START

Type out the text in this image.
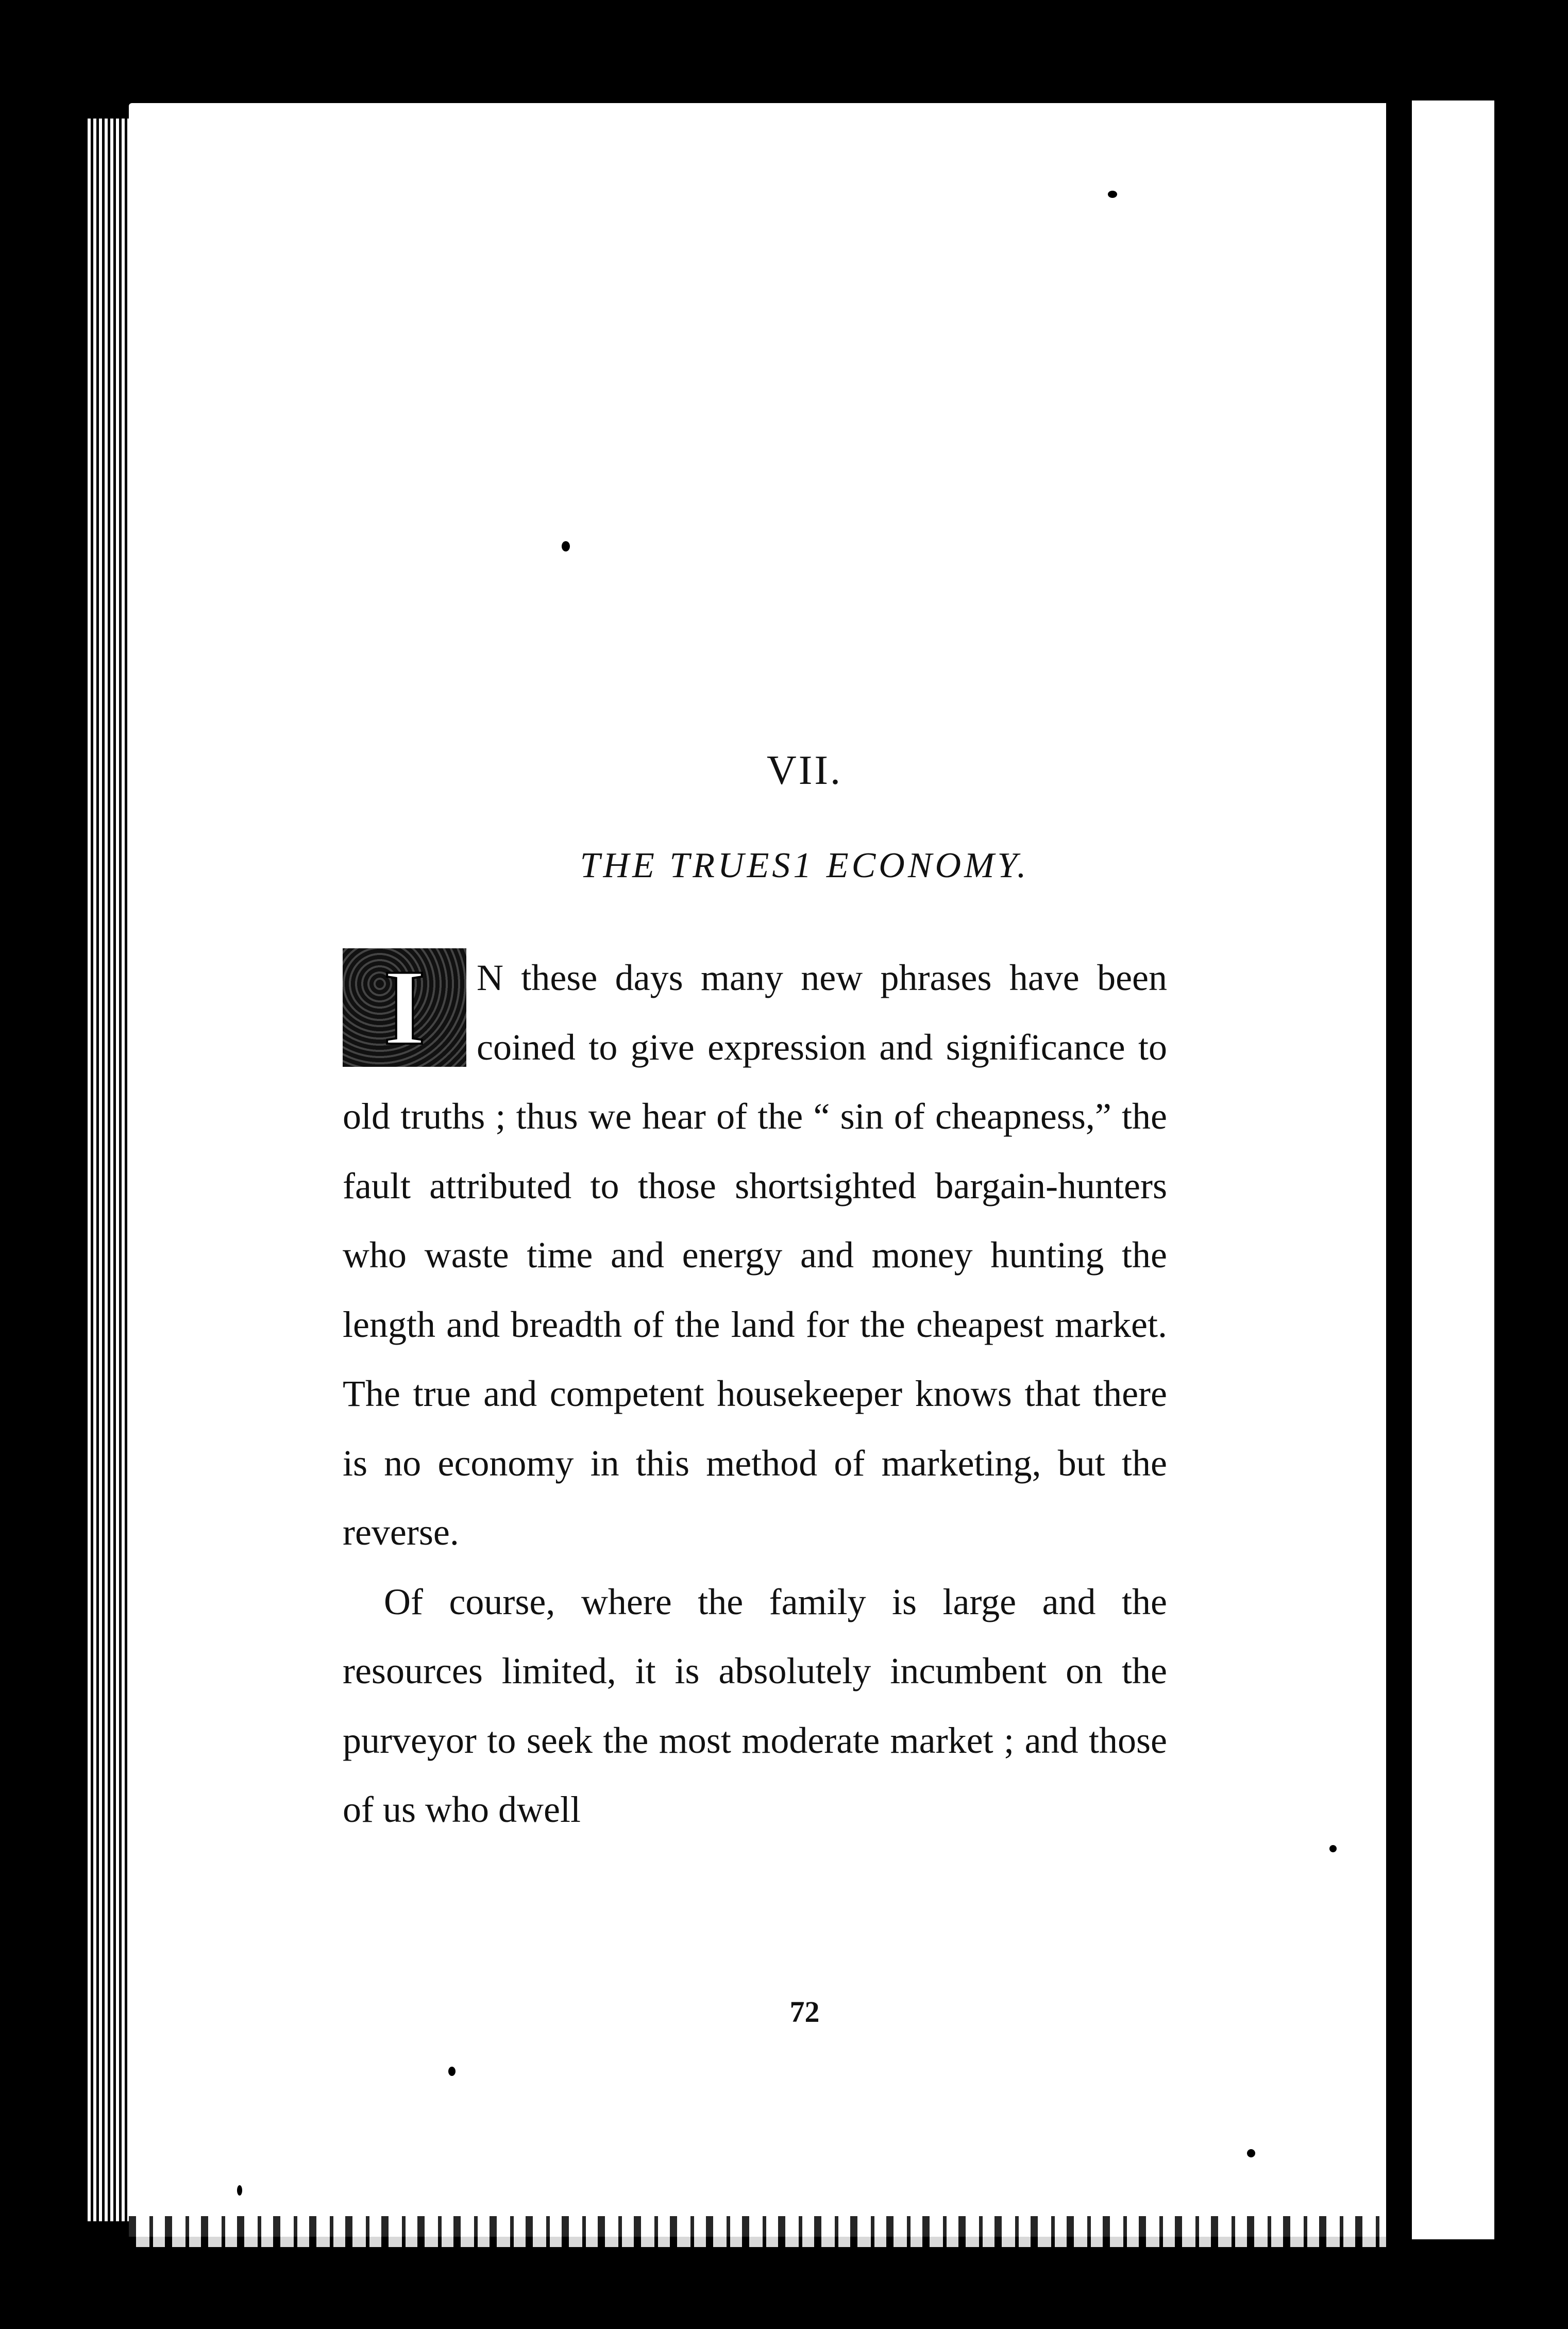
VII.
THE TRUES1 ECONOMY.

I	N these days many new phrases have been coined to give expression and significance to old truths ; thus we hear of the “ sin of cheapness,” the fault attributed to those shortsighted bargain-hunters who waste time and energy and money hunting the length and breadth of the land for the cheapest market. The true and competent housekeeper knows that there is no economy in this method of marketing, but the reverse.

Of course, where the family is large and the resources limited, it is absolutely incumbent on the purveyor to seek the most moderate market ; and those of us who dwell

72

END

**Exercise task**
Without including any pictures, print all of the material exactly as given.

**The reply**
Type out the text in this image.
VII.
THE TRUES1 ECONOMY.

I	N these days many new phrases have been coined to give expression and significance to old truths ; thus we hear of the “ sin of cheapness,” the fault attributed to those shortsighted bargain-hunters who waste time and energy and money hunting the length and breadth of the land for the cheapest market. The true and competent housekeeper knows that there is no economy in this method of marketing, but the reverse.

Of course, where the family is large and the resources limited, it is absolutely incumbent on the purveyor to seek the most moderate market ; and those of us who dwell

72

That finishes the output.